Aufgabe 1 – Gib aus dem Textauszug über Burschenschaften den Abschnitt zwischen „Im letzten Jahr“ und „Kiel und Rostock.“ wortgetreu aus, beide Stellen eingeschlossen.
Aufgabe 2 –
Beantworte die folgenden Fragen zum Textauszug über Burschenschaften:
(a) Welche Burschenschaft ist am 16. Juni Gastgeberin?
(b) Welcher Burschenschaft gehören Bruno Burchart und Walther Sucher als Alte Herren an?
(c) Unter welchem Titel veranstaltet die DB ihre Bildungsseminare?

Textauszug –
**********

Auch Studenten mit migrantischer Herkunft sollen nach dessen Vorstellung Bursche werden können, sofern sie sich in Deutschland ordentlich assimilieren, eine deutsche Staatsangehörigkeit haben, ihre Herkunfts-Kultur weitgehend verleugnen und eine „deutsche“ Kultur, was immer das sein mag, verinnerlicht haben. Bier trinken, Mensuren schlagen, und möglichst auch geleistete Wehrdienste, gehören natürlich auch weiterhin zum burschenschaftlichen Prinzip.
Im letzten Jahr eskalierte der Streit im Vorfelde des jährlichen Burschentages, als die Burschenschaft der Raczecks (völkischer Flügel), einen asiatisch-stämmigen Burschen einer anderen Burschenschaft mittels „Arierparagraph“ ausschließen wollte. U.a. als Konsequenz dieser Eskalation beschloss die DB bundesweit Bildungsseminare unter dem Titel „Burschenschaftliches Ideengut und dessen Vermittlung“ für ihre Bünde zu veranstalten, die sich an Füxe, Burschen und inaktive Mitglieder wenden.
Braune Burschen referieren
Gastgebende Burschenschaft am 16. Juni ist die Burschenschaft Germania Königsberg zu Hamburg in der Heimhuderstraße, kommen sollen Burschenschafter der DB aus Hamburg, Braunschweig, Greifswald, Hannover, Kiel und Rostock.
Zum Thema „Forderungen der Ur-Burschenschaft und Verfassungswirklichkeit heute“ und „Burschenschaft und Europa“ sollen die Österreicher Bruno Burchart und Walther Sucher referieren. Beide sind Alte Herren der Burschenschaft Olympia Wien, welche zeitweise von den Behörden wegen Verstrickungen in rechtsterroristische Bombenanschläge aufgelöst wurde. Das renommierte „Dokumentationszentrum des österreichischen Widerstands“ (DÖW) bewertet die Olympia bis heute als rechtsextremistisch. Walther Sucher, gleichzeitig Obmann eines Rings volkstreuer Verbände, kam 2006 in die Schlagzeilen des Nachbarlandes, weil er seine FPÖ-Kollegen beim Parteitag demonstrativ mit „Heil“ begrüßte. Das DÖW bezeichnet ihn als einen „führenden Rechtsextremisten in Wien“.

**********

Aufgelistete Zeilen –
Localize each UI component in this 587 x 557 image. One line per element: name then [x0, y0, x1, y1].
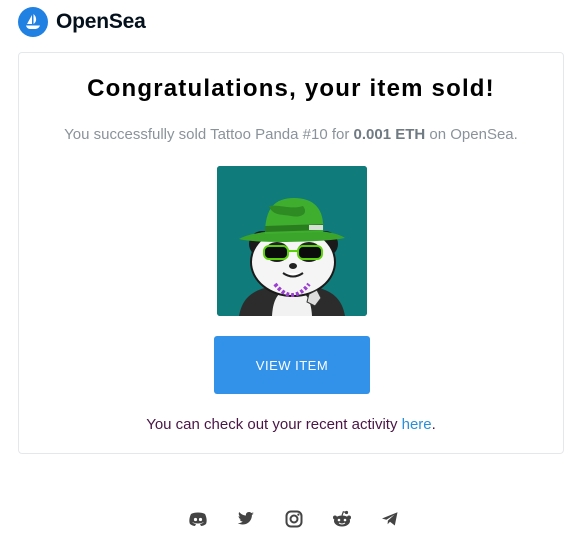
discord-icon[interactable]: [186, 507, 210, 531]
email-card: Congratulations, your item sold! You suc…: [18, 52, 564, 454]
social-links: [0, 507, 587, 531]
sale-summary-suffix: on OpenSea.: [425, 126, 518, 143]
activity-prefix: You can check out your recent activity: [146, 416, 402, 433]
sale-price: 0.001 ETH: [353, 126, 426, 143]
activity-suffix: .: [431, 416, 436, 433]
page-title: Congratulations, your item sold!: [87, 75, 495, 102]
opensea-sailboat-icon[interactable]: [18, 7, 48, 37]
telegram-icon[interactable]: [378, 507, 402, 531]
view-item-button[interactable]: VIEW ITEM: [214, 336, 370, 394]
twitter-icon[interactable]: [234, 507, 258, 531]
instagram-icon[interactable]: [282, 507, 306, 531]
activity-link[interactable]: here: [402, 416, 432, 433]
sale-summary-prefix: You successfully sold Tattoo Panda #10 f…: [64, 126, 354, 143]
reddit-icon[interactable]: [330, 507, 354, 531]
item-image[interactable]: [217, 166, 367, 316]
brand-name[interactable]: OpenSea: [56, 10, 146, 34]
header: OpenSea: [18, 6, 146, 38]
sale-summary: You successfully sold Tattoo Panda #10 f…: [19, 126, 563, 143]
activity-text: You can check out your recent activity h…: [19, 416, 563, 433]
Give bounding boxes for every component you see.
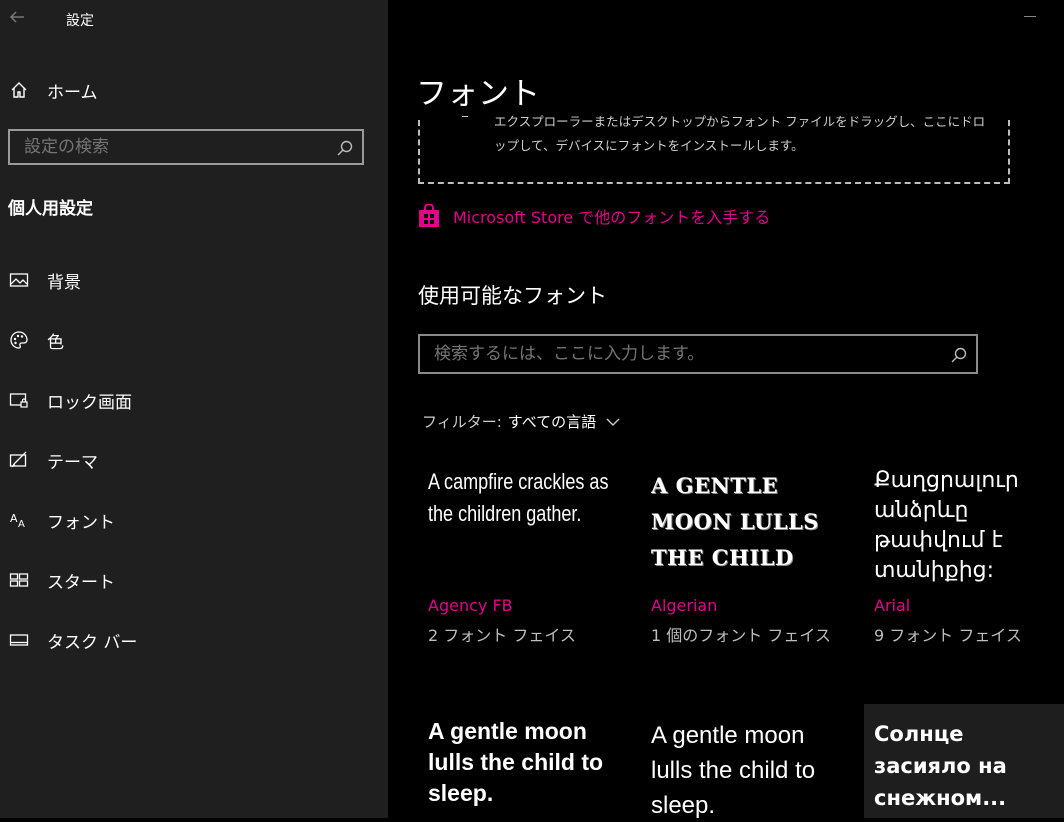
font-face-count: 1 個のフォント フェイス — [651, 626, 831, 645]
sidebar-item-taskbar[interactable]: タスク バー — [0, 620, 388, 660]
drop-dash-icon — [462, 116, 468, 117]
font-face-count: 9 フォント フェイス — [874, 626, 1022, 645]
main-content: フォント エクスプローラーまたはデスクトップからフォント ファイルをドラッグし、… — [388, 0, 1064, 819]
sidebar-item-label: タスク バー — [47, 632, 138, 653]
font-sample: A gentle moon lulls the child to sleep. — [651, 722, 816, 819]
search-icon[interactable] — [950, 346, 968, 364]
sidebar-item-home[interactable]: ホーム — [0, 70, 388, 110]
font-face-count: 2 フォント フェイス — [428, 626, 576, 645]
taskbar-icon — [8, 629, 30, 651]
store-link-label[interactable]: Microsoft Store で他のフォントを入手する — [453, 204, 770, 228]
font-sample: Солнце засияло на снежном... — [874, 722, 1007, 810]
sidebar-item-start[interactable]: スタート — [0, 560, 388, 600]
font-card-bold-sans[interactable]: A gentle moon lulls the child to sleep. — [418, 704, 632, 818]
page-title: フォント — [416, 76, 540, 112]
font-name: Agency FB — [428, 596, 513, 615]
search-icon[interactable] — [336, 139, 354, 157]
section-title: 個人用設定 — [8, 199, 93, 219]
sidebar-item-label: 背景 — [47, 272, 81, 293]
minimize-button[interactable] — [1024, 16, 1036, 17]
palette-icon — [8, 329, 30, 351]
font-sample: Քաղցրալուր անձրևը թափվում է տանիքից: — [874, 468, 1019, 583]
sidebar-item-label: テーマ — [47, 452, 98, 473]
font-icon: AA — [8, 509, 30, 531]
font-sample: A gentle moon lulls the child to sleep. — [428, 718, 604, 806]
back-arrow-icon[interactable] — [8, 8, 28, 28]
available-fonts-title: 使用可能なフォント — [418, 284, 607, 308]
sidebar-item-label: スタート — [47, 572, 115, 593]
font-card-agency-fb[interactable]: A campfire crackles as the children gath… — [418, 462, 632, 662]
sidebar-item-lock-screen[interactable]: ロック画面 — [0, 380, 388, 420]
sidebar-item-label: ホーム — [47, 82, 98, 103]
sidebar-item-label: フォント — [47, 512, 115, 533]
font-search[interactable] — [418, 334, 978, 374]
font-card-cyrillic[interactable]: Солнце засияло на снежном... — [864, 704, 1064, 818]
sidebar-item-label: ロック画面 — [47, 392, 132, 413]
sidebar: 設定 ホーム 個人用設定 背景 色 ロック画面 テーマ — [0, 0, 388, 818]
sidebar-item-fonts[interactable]: AA フォント — [0, 500, 388, 540]
font-name: Arial — [874, 596, 911, 615]
font-search-input[interactable] — [434, 336, 879, 372]
font-sample: A GENTLE MOON LULLS THE CHILD TO... — [651, 473, 819, 570]
language-filter[interactable]: フィルター: すべての言語 — [422, 411, 620, 432]
store-bag-icon — [419, 204, 439, 227]
drop-zone-text: エクスプローラーまたはデスクトップからフォント ファイルをドラッグし、ここにドロ… — [494, 114, 986, 153]
filter-value[interactable]: すべての言語 — [508, 411, 596, 432]
font-drop-zone[interactable]: エクスプローラーまたはデスクトップからフォント ファイルをドラッグし、ここにドロ… — [418, 114, 1010, 184]
sidebar-item-colors[interactable]: 色 — [0, 320, 388, 360]
lock-screen-icon — [8, 389, 30, 411]
svg-text:A: A — [10, 512, 18, 525]
svg-text:A: A — [18, 519, 25, 530]
theme-icon — [8, 449, 30, 471]
font-card-arial[interactable]: Քաղցրալուր անձրևը թափվում է տանիքից: Ari… — [864, 462, 1064, 662]
font-name: Algerian — [651, 596, 718, 615]
start-icon — [8, 569, 30, 591]
sidebar-item-label: 色 — [47, 332, 64, 353]
settings-search[interactable] — [8, 129, 364, 165]
font-card-regular-sans[interactable]: A gentle moon lulls the child to sleep. — [641, 704, 855, 819]
font-card-algerian[interactable]: A GENTLE MOON LULLS THE CHILD TO... Alge… — [641, 462, 855, 662]
microsoft-store-link[interactable]: Microsoft Store で他のフォントを入手する — [418, 204, 770, 228]
chevron-down-icon[interactable] — [606, 417, 620, 427]
font-sample: A campfire crackles as the children gath… — [428, 469, 609, 526]
image-icon — [8, 269, 30, 291]
sidebar-item-background[interactable]: 背景 — [0, 260, 388, 300]
settings-search-input[interactable] — [24, 131, 306, 163]
app-title: 設定 — [66, 13, 94, 29]
filter-label: フィルター: — [422, 413, 502, 431]
sidebar-item-theme[interactable]: テーマ — [0, 440, 388, 480]
home-icon — [8, 79, 30, 101]
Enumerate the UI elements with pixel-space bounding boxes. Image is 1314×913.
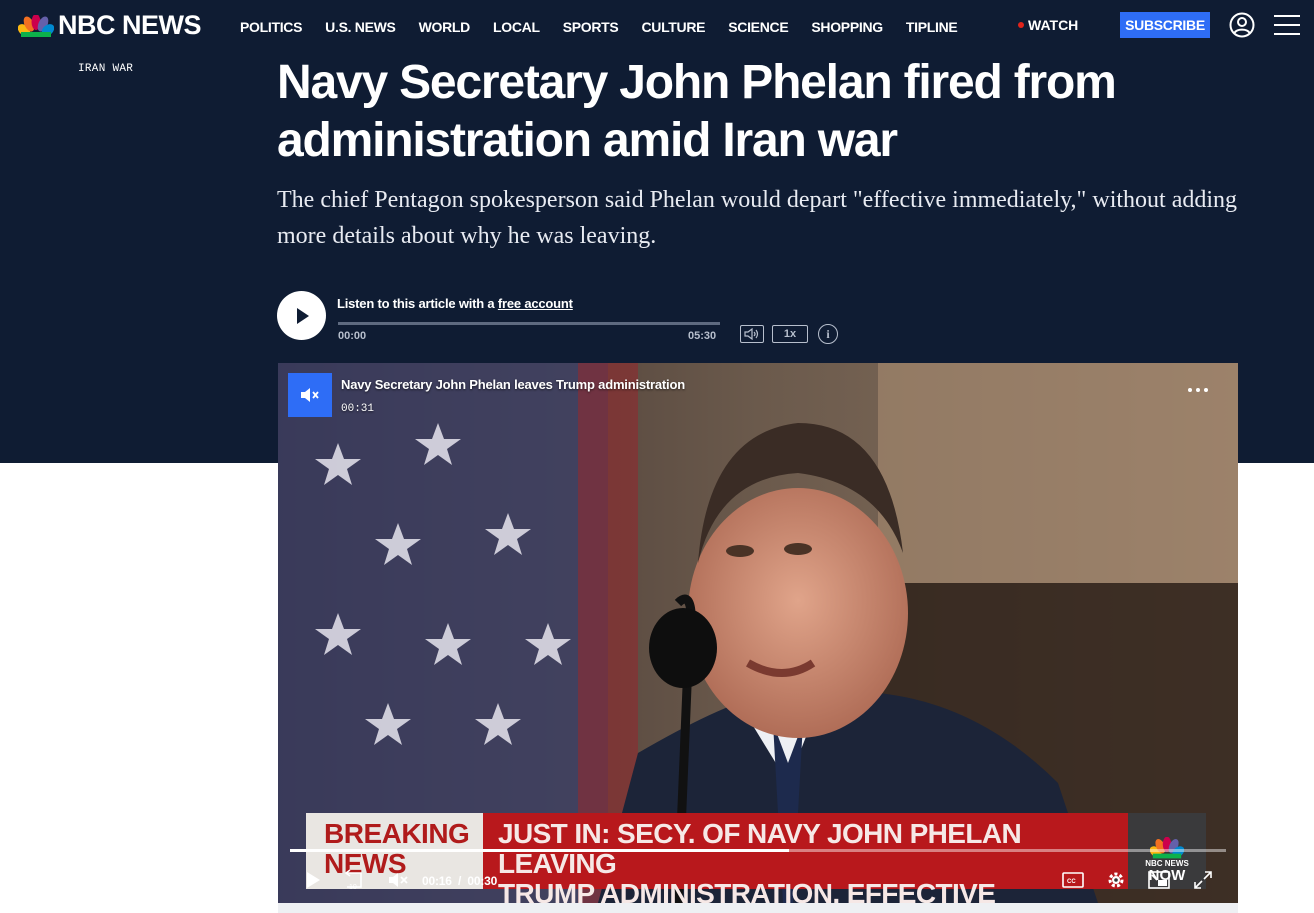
- audio-progress-bar[interactable]: [338, 322, 720, 325]
- video-title: Navy Secretary John Phelan leaves Trump …: [341, 377, 685, 392]
- nav-shopping[interactable]: SHOPPING: [811, 19, 883, 35]
- hamburger-menu-icon[interactable]: [1274, 14, 1300, 36]
- audio-current-time: 00:00: [338, 330, 367, 342]
- nav-world[interactable]: WORLD: [419, 19, 471, 35]
- audio-total-time: 05:30: [688, 330, 717, 342]
- chyron-main-line2: TRUMP ADMINISTRATION, EFFECTIVE IMMEDIAT…: [498, 878, 996, 904]
- video-caption-strip: [278, 903, 1238, 913]
- audio-speed-button[interactable]: 1x: [772, 325, 808, 343]
- user-icon[interactable]: [1229, 12, 1255, 38]
- nbc-news-logo[interactable]: NBC NEWS: [18, 10, 202, 41]
- video-total-time: 00:30: [467, 874, 498, 888]
- peacock-icon: [1150, 837, 1184, 859]
- audio-label-prefix: Listen to this article with a: [337, 296, 498, 311]
- peacock-icon: [18, 14, 54, 37]
- svg-text:CC: CC: [1067, 879, 1076, 885]
- subscribe-button[interactable]: SUBSCRIBE: [1120, 12, 1210, 38]
- muted-volume-icon[interactable]: [386, 867, 412, 893]
- brand-name: NBC NEWS: [58, 10, 202, 40]
- video-progress-fill: [290, 849, 789, 852]
- muted-volume-icon: [301, 388, 319, 402]
- free-account-link[interactable]: free account: [498, 296, 573, 311]
- closed-captions-icon[interactable]: CC: [1061, 867, 1085, 893]
- top-navigation: NBC NEWS POLITICS U.S. NEWS WORLD LOCAL …: [0, 0, 1314, 54]
- svg-text:10: 10: [349, 884, 357, 891]
- nav-culture[interactable]: CULTURE: [641, 19, 705, 35]
- video-duration: 00:31: [341, 403, 375, 415]
- settings-gear-icon[interactable]: [1104, 867, 1128, 893]
- article-dek: The chief Pentagon spokesperson said Phe…: [277, 187, 1238, 249]
- chyron-breaking-line1: BREAKING: [324, 818, 470, 849]
- video-current-time: 00:16: [422, 874, 452, 888]
- mute-button[interactable]: [288, 373, 332, 417]
- picture-in-picture-icon[interactable]: [1146, 867, 1172, 893]
- watch-label: WATCH: [1028, 17, 1079, 33]
- volume-icon: [744, 328, 759, 340]
- video-player[interactable]: Navy Secretary John Phelan leaves Trump …: [278, 363, 1238, 903]
- main-menu: POLITICS U.S. NEWS WORLD LOCAL SPORTS CU…: [240, 0, 980, 54]
- nav-politics[interactable]: POLITICS: [240, 19, 302, 35]
- skip-back-10-icon[interactable]: 10: [340, 867, 368, 893]
- nav-science[interactable]: SCIENCE: [728, 19, 788, 35]
- play-icon[interactable]: [300, 867, 326, 893]
- live-dot-icon: [1018, 22, 1024, 28]
- nav-local[interactable]: LOCAL: [493, 19, 540, 35]
- audio-volume-button[interactable]: [740, 325, 764, 343]
- article-eyebrow[interactable]: IRAN WAR: [78, 63, 133, 75]
- video-time-separator: /: [457, 874, 462, 888]
- more-options-icon[interactable]: [1188, 388, 1208, 392]
- article-headline: Navy Secretary John Phelan fired from ad…: [277, 56, 1117, 167]
- nav-sports[interactable]: SPORTS: [563, 19, 619, 35]
- video-time-display: 00:16 / 00:30: [422, 874, 497, 888]
- nav-us-news[interactable]: U.S. NEWS: [325, 19, 396, 35]
- nav-tipline[interactable]: TIPLINE: [906, 19, 958, 35]
- fullscreen-icon[interactable]: [1191, 867, 1215, 893]
- play-icon: [296, 307, 309, 324]
- audio-label: Listen to this article with a free accou…: [337, 296, 573, 311]
- audio-play-button[interactable]: [277, 291, 326, 340]
- watch-link[interactable]: WATCH: [1018, 17, 1078, 33]
- video-progress-bar[interactable]: [290, 849, 1226, 852]
- info-icon[interactable]: i: [818, 324, 838, 344]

**********

Ergebnis 1 –
Im letzten Jahr eskalierte der Streit im Vorfelde des jährlichen Burschentages, als die Burschenschaft der Raczecks (völkischer Flügel), einen asiatisch-stämmigen Burschen einer anderen Burschenschaft mittels „Arierparagraph“ ausschließen wollte. U.a. als Konsequenz dieser Eskalation beschloss die DB bundesweit Bildungsseminare unter dem Titel „Burschenschaftliches Ideengut und dessen Vermittlung“ für ihre Bünde zu veranstalten, die sich an Füxe, Burschen und inaktive Mitglieder wenden.
Braune Burschen referieren
Gastgebende Burschenschaft am 16. Juni ist die Burschenschaft Germania Königsberg zu Hamburg in der Heimhuderstraße, kommen sollen Burschenschafter der DB aus Hamburg, Braunschweig, Greifswald, Hannover, Kiel und Rostock.

Ergebnis 2 –
(a) Die Burschenschaft Germania Königsberg zu Hamburg.
(b) Der Burschenschaft Olympia Wien.
(c) Unter dem Titel „Burschenschaftliches Ideengut und dessen Vermittlung“.